→ **DIRECTIONS FOR THIS TASK**
Extract from the listing each line in which the word "JSON" appears.

────────

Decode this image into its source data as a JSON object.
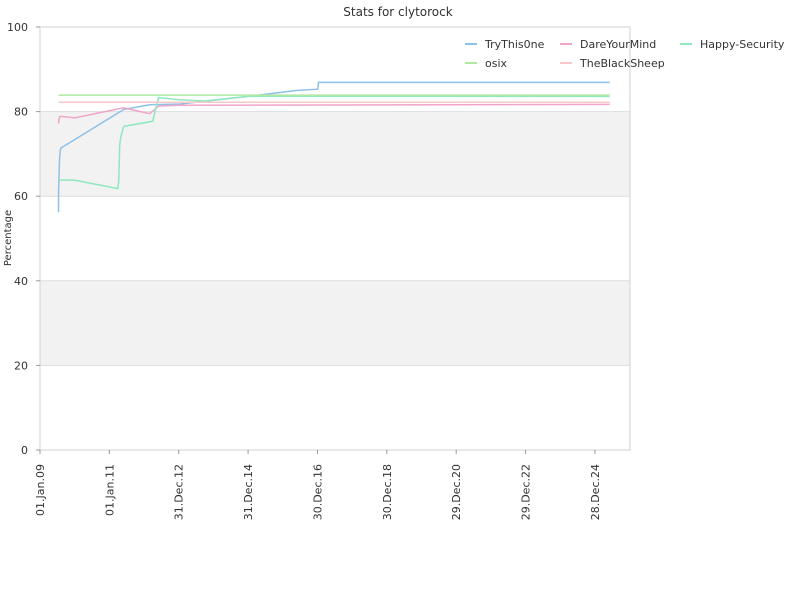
{
  "chart_data": {
    "type": "line",
    "title": "Stats for clytorock",
    "xlabel": "",
    "ylabel": "Percentage",
    "xlim": [
      "2009-01-01",
      "2026-01-01"
    ],
    "ylim": [
      0,
      100
    ],
    "y_ticks": [
      0,
      20,
      40,
      60,
      80,
      100
    ],
    "x_ticks": [
      {
        "date": "2009-01-01",
        "label": "01.Jan.09"
      },
      {
        "date": "2011-01-01",
        "label": "01.Jan.11"
      },
      {
        "date": "2012-12-31",
        "label": "31.Dec.12"
      },
      {
        "date": "2014-12-31",
        "label": "31.Dec.14"
      },
      {
        "date": "2016-12-30",
        "label": "30.Dec.16"
      },
      {
        "date": "2018-12-30",
        "label": "30.Dec.18"
      },
      {
        "date": "2020-12-29",
        "label": "29.Dec.20"
      },
      {
        "date": "2022-12-29",
        "label": "29.Dec.22"
      },
      {
        "date": "2024-12-28",
        "label": "28.Dec.24"
      }
    ],
    "grid": true,
    "alternating_bands": [
      "#f2f2f2",
      "#ffffff"
    ],
    "legend_position": "top-right",
    "series": [
      {
        "name": "TryThis0ne",
        "color": "#8fc1e8",
        "points": [
          [
            "2009-07-15",
            56.2
          ],
          [
            "2009-07-16",
            61.5
          ],
          [
            "2009-07-20",
            64.5
          ],
          [
            "2009-07-25",
            68.5
          ],
          [
            "2009-08-01",
            70.6
          ],
          [
            "2009-08-10",
            71.4
          ],
          [
            "2011-06-01",
            80.5
          ],
          [
            "2012-03-01",
            81.6
          ],
          [
            "2013-01-15",
            81.8
          ],
          [
            "2015-01-01",
            83.6
          ],
          [
            "2016-06-01",
            85.0
          ],
          [
            "2017-01-01",
            85.3
          ],
          [
            "2017-01-10",
            86.9
          ],
          [
            "2025-06-01",
            86.9
          ]
        ]
      },
      {
        "name": "DareYourMind",
        "color": "#f0a4c8",
        "points": [
          [
            "2009-07-15",
            77.2
          ],
          [
            "2009-07-20",
            78.3
          ],
          [
            "2009-08-01",
            78.9
          ],
          [
            "2010-01-01",
            78.5
          ],
          [
            "2011-06-01",
            80.9
          ],
          [
            "2012-03-01",
            79.5
          ],
          [
            "2012-06-01",
            81.3
          ],
          [
            "2013-01-01",
            81.5
          ],
          [
            "2025-06-01",
            81.7
          ]
        ]
      },
      {
        "name": "Happy-Security",
        "color": "#8fe8bf",
        "points": [
          [
            "2009-07-15",
            63.8
          ],
          [
            "2010-01-01",
            63.8
          ],
          [
            "2011-04-01",
            61.8
          ],
          [
            "2011-04-10",
            64.0
          ],
          [
            "2011-04-20",
            72.2
          ],
          [
            "2011-05-01",
            74.0
          ],
          [
            "2011-06-01",
            76.5
          ],
          [
            "2012-04-01",
            77.7
          ],
          [
            "2012-05-01",
            80.5
          ],
          [
            "2012-06-01",
            83.3
          ],
          [
            "2013-01-01",
            82.8
          ],
          [
            "2013-10-01",
            82.5
          ],
          [
            "2015-01-01",
            83.6
          ],
          [
            "2025-06-01",
            83.6
          ]
        ]
      },
      {
        "name": "osix",
        "color": "#b0e8a0",
        "points": [
          [
            "2009-07-15",
            83.9
          ],
          [
            "2025-06-01",
            83.9
          ]
        ]
      },
      {
        "name": "TheBlackSheep",
        "color": "#f8c8c8",
        "points": [
          [
            "2009-07-15",
            82.2
          ],
          [
            "2025-06-01",
            82.2
          ]
        ]
      }
    ]
  }
}
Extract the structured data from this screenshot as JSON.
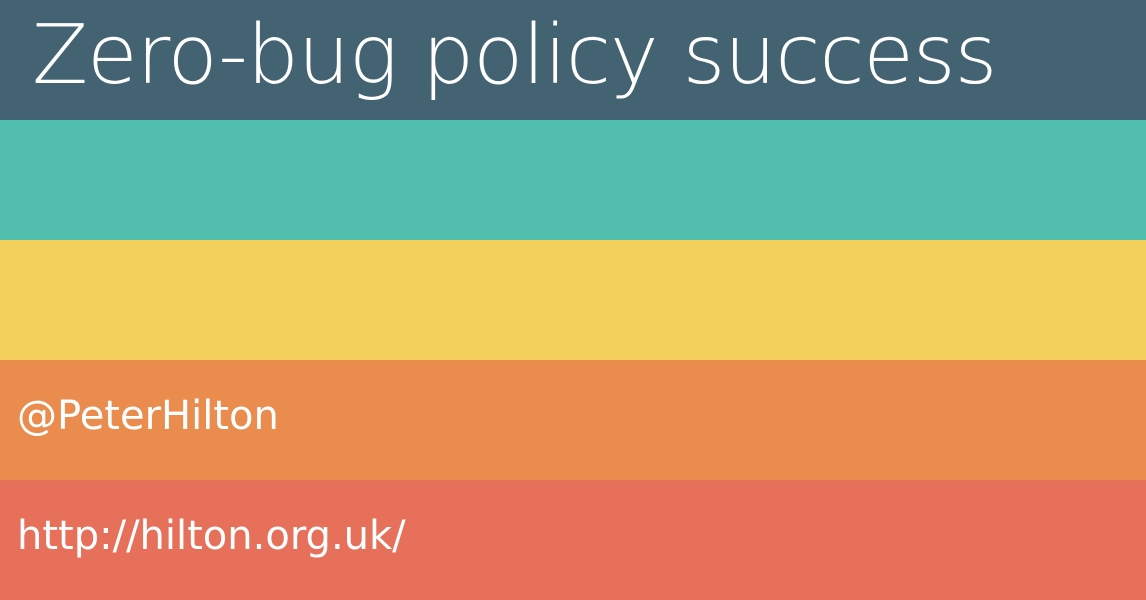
{
  "slide": {
    "title": "Zero-bug policy success",
    "twitter_handle": "@PeterHilton",
    "website": "http://hilton.org.uk/"
  },
  "colors": {
    "title_band": "#436272",
    "teal_band": "#51bead",
    "yellow_band": "#f3cf5b",
    "orange_band": "#e98c4e",
    "red_band": "#e7705a",
    "text": "#ffffff"
  }
}
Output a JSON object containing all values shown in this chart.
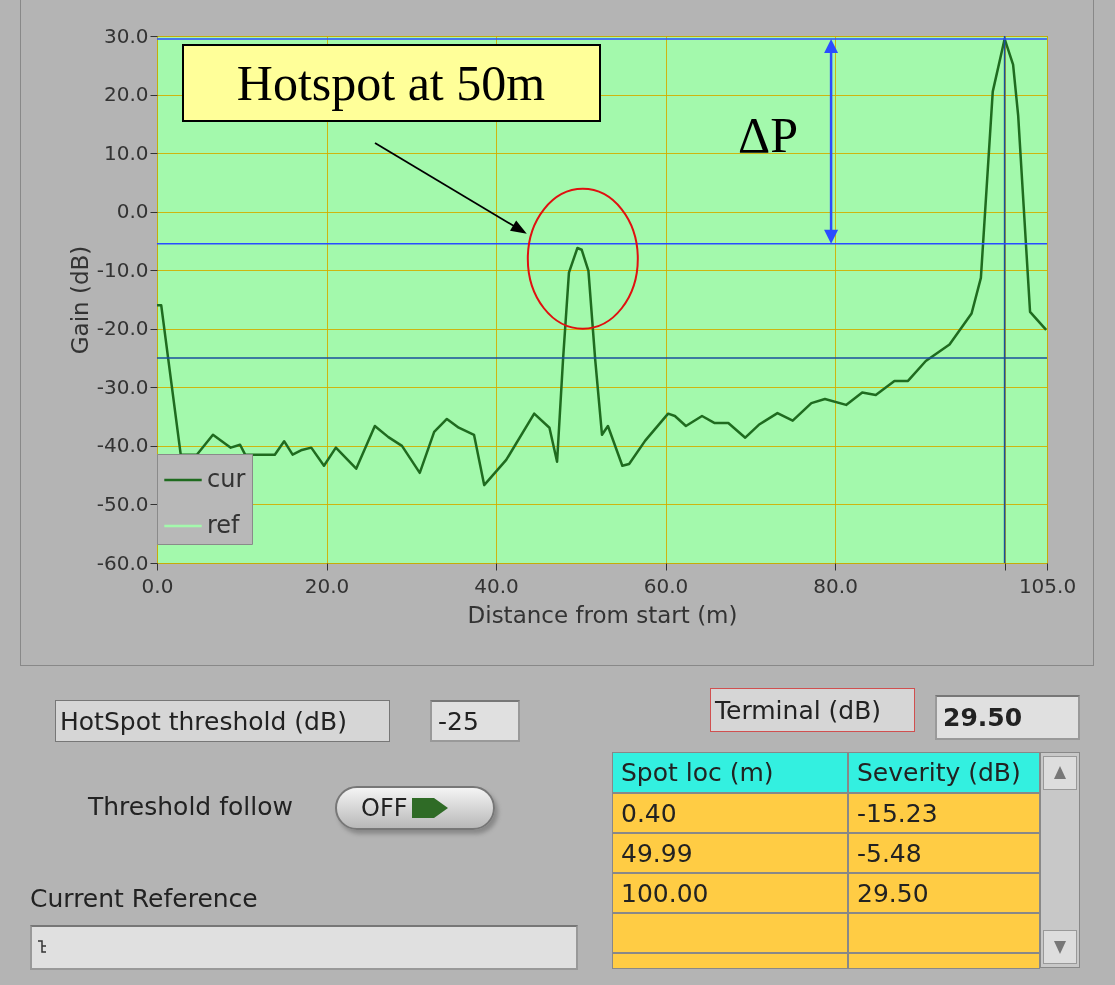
{
  "chart_data": [
    {
      "type": "line",
      "xlabel": "Distance from start (m)",
      "ylabel": "Gain (dB)",
      "xlim": [
        0,
        105
      ],
      "ylim": [
        -60,
        30
      ],
      "xticks": [
        {
          "value": 0,
          "label": "0.0"
        },
        {
          "value": 20,
          "label": "20.0"
        },
        {
          "value": 40,
          "label": "40.0"
        },
        {
          "value": 60,
          "label": "60.0"
        },
        {
          "value": 80,
          "label": "80.0"
        },
        {
          "value": 100,
          "label": null
        },
        {
          "value": 105,
          "label": "105.0"
        }
      ],
      "yticks": [
        {
          "value": -60,
          "label": "-60.0"
        },
        {
          "value": -50,
          "label": "-50.0"
        },
        {
          "value": -40,
          "label": "-40.0"
        },
        {
          "value": -30,
          "label": "-30.0"
        },
        {
          "value": -20,
          "label": "-20.0"
        },
        {
          "value": -10,
          "label": "-10.0"
        },
        {
          "value": 0,
          "label": "0.0"
        },
        {
          "value": 10,
          "label": "10.0"
        },
        {
          "value": 20,
          "label": "20.0"
        },
        {
          "value": 30,
          "label": "30.0"
        }
      ],
      "grid": true,
      "legend": "bottom left",
      "series": [
        {
          "name": "cur",
          "color": "#1f6b1f",
          "x": [
            0,
            0.5,
            2.8,
            4.7,
            6.6,
            8.7,
            9.8,
            10.4,
            13.9,
            15.0,
            16.0,
            17.1,
            18.2,
            19.7,
            21.1,
            23.5,
            25.7,
            27.3,
            28.9,
            31,
            32.7,
            34.2,
            35.6,
            37.4,
            38.6,
            41.2,
            44.5,
            46.3,
            47.2,
            47.9,
            48.6,
            49.6,
            50.1,
            50.9,
            51.7,
            52.5,
            53.2,
            54.9,
            55.7,
            57.6,
            60.3,
            61.1,
            62.4,
            64.3,
            65.8,
            67.4,
            69.4,
            71.0,
            73.2,
            75.0,
            77.2,
            78.8,
            81.3,
            83.2,
            84.8,
            87.0,
            88.6,
            90.7,
            93.5,
            96.1,
            97.2,
            98.6,
            100,
            101.0,
            101.6,
            103.0,
            104.9
          ],
          "values": [
            -16,
            -16,
            -41.5,
            -41.5,
            -38.1,
            -40.3,
            -39.8,
            -41.5,
            -41.5,
            -39.2,
            -41.5,
            -40.7,
            -40.3,
            -43.4,
            -40.3,
            -43.9,
            -36.6,
            -38.5,
            -40,
            -44.6,
            -37.6,
            -35.4,
            -36.9,
            -38.1,
            -46.7,
            -42.4,
            -34.5,
            -36.9,
            -42.7,
            -25.3,
            -10.4,
            -6.2,
            -6.5,
            -10.1,
            -25.3,
            -38.1,
            -36.6,
            -43.4,
            -43.1,
            -39.1,
            -34.5,
            -34.9,
            -36.6,
            -34.9,
            -36.1,
            -36.1,
            -38.6,
            -36.4,
            -34.4,
            -35.7,
            -32.7,
            -32.0,
            -33.0,
            -30.9,
            -31.3,
            -28.9,
            -28.9,
            -25.5,
            -22.7,
            -17.4,
            -11.3,
            20.5,
            29.5,
            25.1,
            16.4,
            -17.1,
            -20.2
          ]
        },
        {
          "name": "ref",
          "color": "#a3f9ac"
        }
      ],
      "ref_lines": [
        {
          "axis": "y",
          "value": -25,
          "color": "#1a4f9c"
        },
        {
          "axis": "x",
          "value": 100,
          "color": "#1a4f9c"
        },
        {
          "axis": "y",
          "value": 29.5,
          "color": "#2a4cff"
        },
        {
          "axis": "y",
          "value": -5.48,
          "color": "#2a4cff"
        }
      ],
      "annotations": [
        {
          "text": "Hotspot at 50m",
          "x": 50,
          "y": -5.48
        },
        "ΔP"
      ]
    },
    {
      "type": "other",
      "annotations": [
        "HotSpot threshold (dB)",
        "-25",
        "Terminal (dB)",
        "29.50",
        "Threshold follow",
        "OFF",
        "Current Reference",
        "Spot loc (m)",
        "Severity (dB)",
        "0.40",
        "-15.23",
        "49.99",
        "-5.48",
        "100.00",
        "29.50"
      ]
    }
  ]
}
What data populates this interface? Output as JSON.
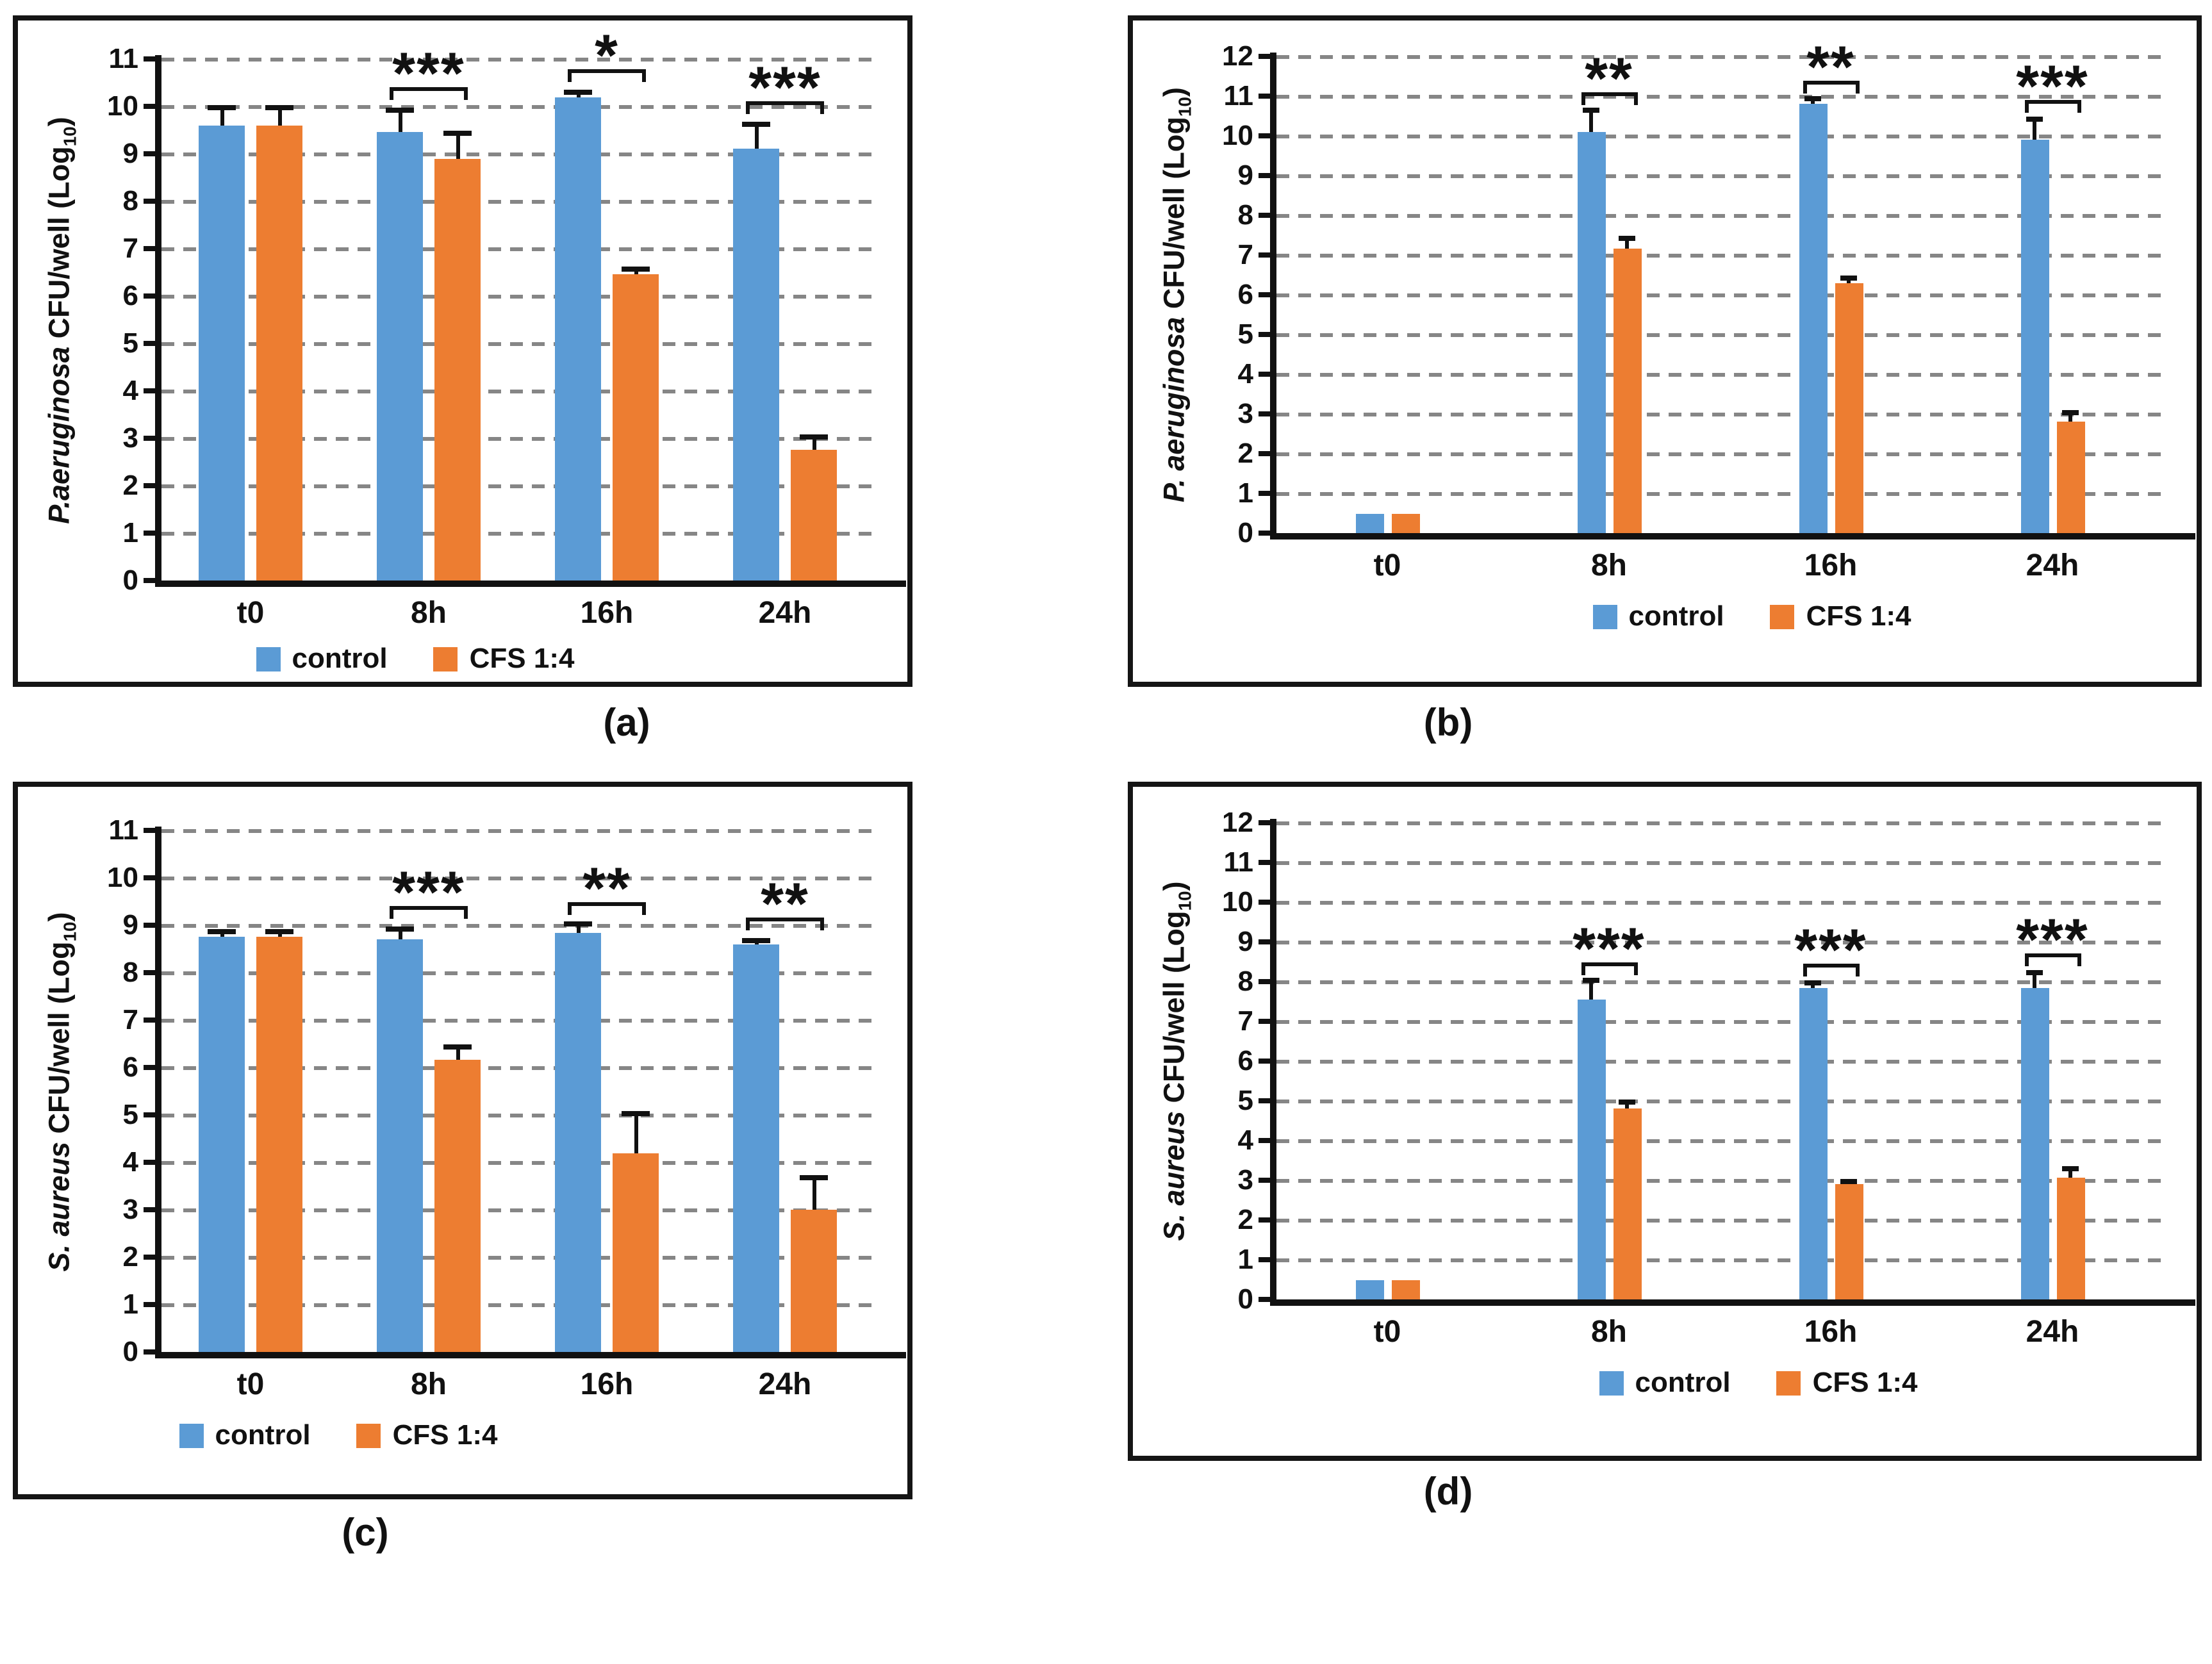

────────

→ **SOLUTION**
Decode this image into its source data as a JSON object.
Extract the structured data from this screenshot as JSON.
Output a JSON object containing all values shown in this chart.
What data populates this interface? Output as JSON.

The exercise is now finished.